Images embedded in the records are excluded; print everything else exactly as given.

INPUT ROWS
=====
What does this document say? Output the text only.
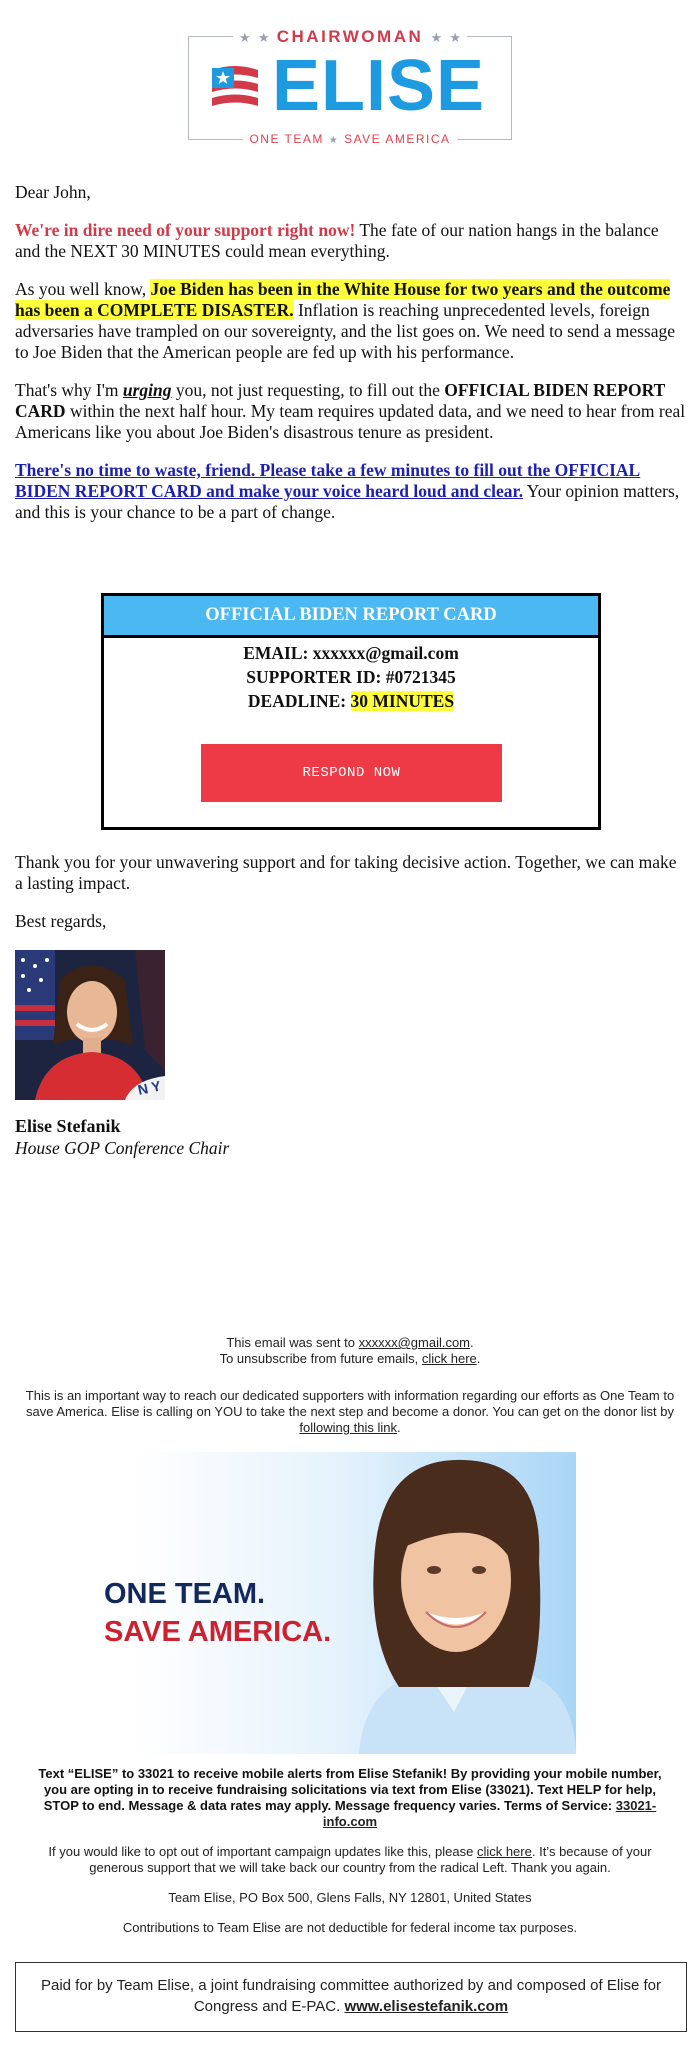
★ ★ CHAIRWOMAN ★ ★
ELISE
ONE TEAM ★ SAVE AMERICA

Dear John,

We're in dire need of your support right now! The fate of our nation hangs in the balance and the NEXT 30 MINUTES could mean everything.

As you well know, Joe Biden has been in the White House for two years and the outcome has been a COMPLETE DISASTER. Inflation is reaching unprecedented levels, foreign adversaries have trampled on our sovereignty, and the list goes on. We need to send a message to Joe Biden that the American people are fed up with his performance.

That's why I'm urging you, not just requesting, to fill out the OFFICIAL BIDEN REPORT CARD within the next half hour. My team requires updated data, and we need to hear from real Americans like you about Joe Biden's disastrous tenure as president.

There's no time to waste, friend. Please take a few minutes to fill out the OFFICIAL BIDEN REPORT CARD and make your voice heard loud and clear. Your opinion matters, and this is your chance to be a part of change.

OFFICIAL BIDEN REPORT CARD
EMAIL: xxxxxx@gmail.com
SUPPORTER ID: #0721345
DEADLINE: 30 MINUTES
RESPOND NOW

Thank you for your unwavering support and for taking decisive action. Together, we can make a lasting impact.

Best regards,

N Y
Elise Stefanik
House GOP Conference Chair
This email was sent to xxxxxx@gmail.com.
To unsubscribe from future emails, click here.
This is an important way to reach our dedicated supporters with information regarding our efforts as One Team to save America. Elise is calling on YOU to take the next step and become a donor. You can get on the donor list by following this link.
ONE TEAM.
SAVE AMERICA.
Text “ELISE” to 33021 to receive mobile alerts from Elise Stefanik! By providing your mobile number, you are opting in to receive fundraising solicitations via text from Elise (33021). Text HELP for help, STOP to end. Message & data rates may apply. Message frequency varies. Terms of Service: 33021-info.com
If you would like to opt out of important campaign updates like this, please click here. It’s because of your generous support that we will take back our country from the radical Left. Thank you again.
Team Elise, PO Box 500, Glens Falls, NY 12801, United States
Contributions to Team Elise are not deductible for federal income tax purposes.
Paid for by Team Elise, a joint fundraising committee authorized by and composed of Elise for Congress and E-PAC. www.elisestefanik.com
=====
EXERCISE OUTPUT
What does this document say? Output the text only.
★ ★ CHAIRWOMAN ★ ★
ELISE
ONE TEAM ★ SAVE AMERICA

Dear John,

We're in dire need of your support right now! The fate of our nation hangs in the balance and the NEXT 30 MINUTES could mean everything.

As you well know, Joe Biden has been in the White House for two years and the outcome has been a COMPLETE DISASTER. Inflation is reaching unprecedented levels, foreign adversaries have trampled on our sovereignty, and the list goes on. We need to send a message to Joe Biden that the American people are fed up with his performance.

That's why I'm urging you, not just requesting, to fill out the OFFICIAL BIDEN REPORT CARD within the next half hour. My team requires updated data, and we need to hear from real Americans like you about Joe Biden's disastrous tenure as president.

There's no time to waste, friend. Please take a few minutes to fill out the OFFICIAL BIDEN REPORT CARD and make your voice heard loud and clear. Your opinion matters, and this is your chance to be a part of change.

OFFICIAL BIDEN REPORT CARD
EMAIL: xxxxxx@gmail.com
SUPPORTER ID: #0721345
DEADLINE: 30 MINUTES
RESPOND NOW

Thank you for your unwavering support and for taking decisive action. Together, we can make a lasting impact.

Best regards,

N Y
Elise Stefanik
House GOP Conference Chair
This email was sent to xxxxxx@gmail.com.
To unsubscribe from future emails, click here.
This is an important way to reach our dedicated supporters with information regarding our efforts as One Team to save America. Elise is calling on YOU to take the next step and become a donor. You can get on the donor list by following this link.
ONE TEAM.
SAVE AMERICA.
Text “ELISE” to 33021 to receive mobile alerts from Elise Stefanik! By providing your mobile number, you are opting in to receive fundraising solicitations via text from Elise (33021). Text HELP for help, STOP to end. Message & data rates may apply. Message frequency varies. Terms of Service: 33021-info.com
If you would like to opt out of important campaign updates like this, please click here. It’s because of your generous support that we will take back our country from the radical Left. Thank you again.
Team Elise, PO Box 500, Glens Falls, NY 12801, United States
Contributions to Team Elise are not deductible for federal income tax purposes.
Paid for by Team Elise, a joint fundraising committee authorized by and composed of Elise for Congress and E-PAC. www.elisestefanik.com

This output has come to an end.